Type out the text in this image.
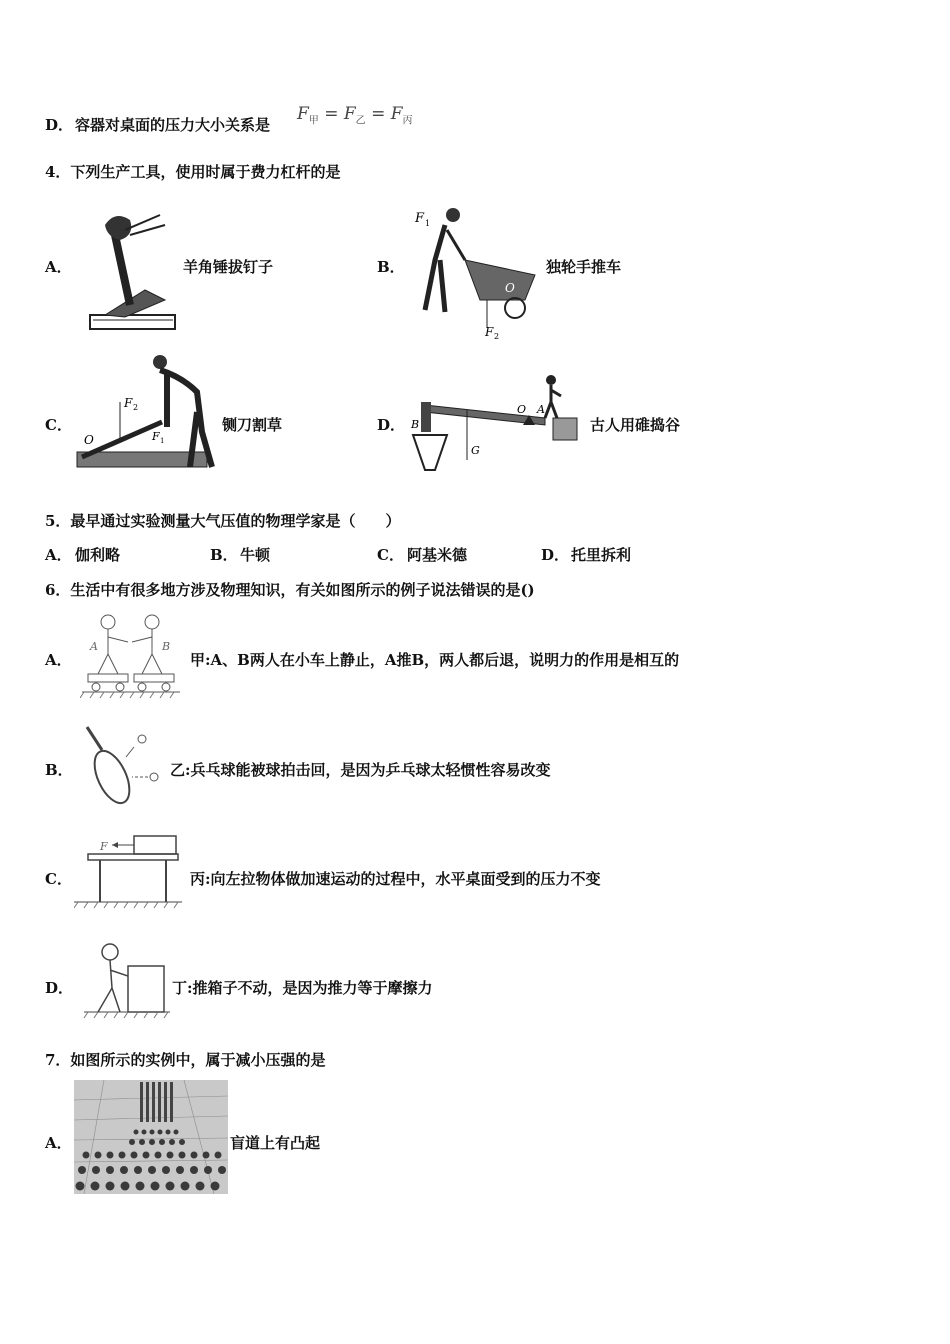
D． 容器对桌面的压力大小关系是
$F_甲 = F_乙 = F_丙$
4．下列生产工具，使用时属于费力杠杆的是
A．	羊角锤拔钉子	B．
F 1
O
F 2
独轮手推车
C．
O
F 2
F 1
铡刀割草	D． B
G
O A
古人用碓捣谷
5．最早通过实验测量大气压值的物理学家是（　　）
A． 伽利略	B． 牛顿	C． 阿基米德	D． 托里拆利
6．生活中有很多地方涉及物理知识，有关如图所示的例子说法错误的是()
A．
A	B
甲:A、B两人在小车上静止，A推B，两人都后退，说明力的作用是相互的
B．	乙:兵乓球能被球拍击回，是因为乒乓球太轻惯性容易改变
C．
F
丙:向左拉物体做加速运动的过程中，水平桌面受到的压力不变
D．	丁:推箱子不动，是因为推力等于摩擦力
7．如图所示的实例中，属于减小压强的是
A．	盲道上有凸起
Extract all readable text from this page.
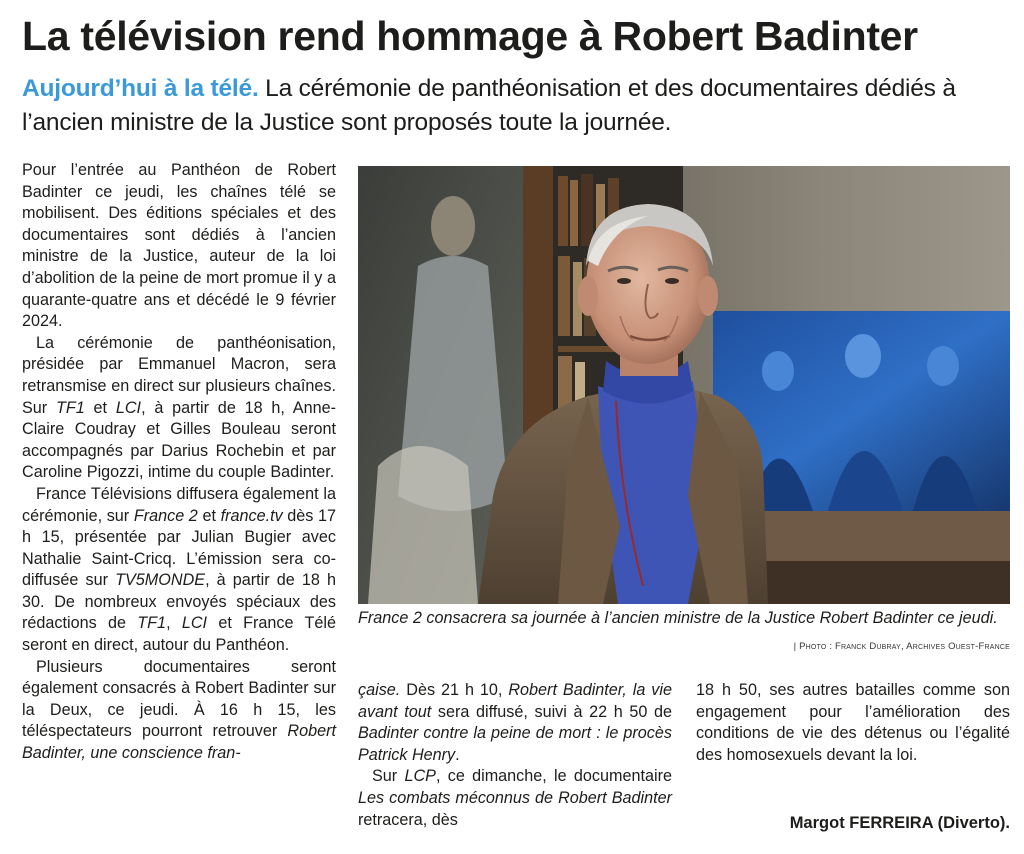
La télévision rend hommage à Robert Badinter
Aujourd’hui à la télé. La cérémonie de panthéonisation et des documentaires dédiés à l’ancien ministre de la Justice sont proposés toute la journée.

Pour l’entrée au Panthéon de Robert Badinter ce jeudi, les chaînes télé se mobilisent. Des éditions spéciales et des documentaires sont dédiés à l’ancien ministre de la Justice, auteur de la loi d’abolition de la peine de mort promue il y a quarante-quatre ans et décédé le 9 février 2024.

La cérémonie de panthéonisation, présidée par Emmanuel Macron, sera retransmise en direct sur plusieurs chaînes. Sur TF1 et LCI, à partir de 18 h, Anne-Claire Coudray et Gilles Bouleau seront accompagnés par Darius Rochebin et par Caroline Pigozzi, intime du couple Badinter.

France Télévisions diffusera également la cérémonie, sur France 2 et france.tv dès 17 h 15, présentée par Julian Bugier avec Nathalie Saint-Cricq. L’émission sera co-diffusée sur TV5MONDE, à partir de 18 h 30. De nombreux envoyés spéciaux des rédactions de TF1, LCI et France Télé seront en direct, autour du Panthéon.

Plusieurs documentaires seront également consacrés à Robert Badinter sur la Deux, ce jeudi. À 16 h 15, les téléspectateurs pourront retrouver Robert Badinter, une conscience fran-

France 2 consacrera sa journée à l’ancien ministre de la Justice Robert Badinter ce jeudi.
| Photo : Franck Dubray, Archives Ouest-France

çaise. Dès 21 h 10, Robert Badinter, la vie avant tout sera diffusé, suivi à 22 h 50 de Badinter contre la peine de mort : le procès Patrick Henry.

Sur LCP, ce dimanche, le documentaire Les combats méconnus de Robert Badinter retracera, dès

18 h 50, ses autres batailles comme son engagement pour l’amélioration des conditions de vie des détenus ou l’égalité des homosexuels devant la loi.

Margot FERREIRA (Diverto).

_ _ _ _

→ **INSTRUCTIONS FOR THE TASK**
Gather and return every line that holds the string "this".

→ **TASK RESULT**
Type out the text in this image.
Extract all readable text from this page.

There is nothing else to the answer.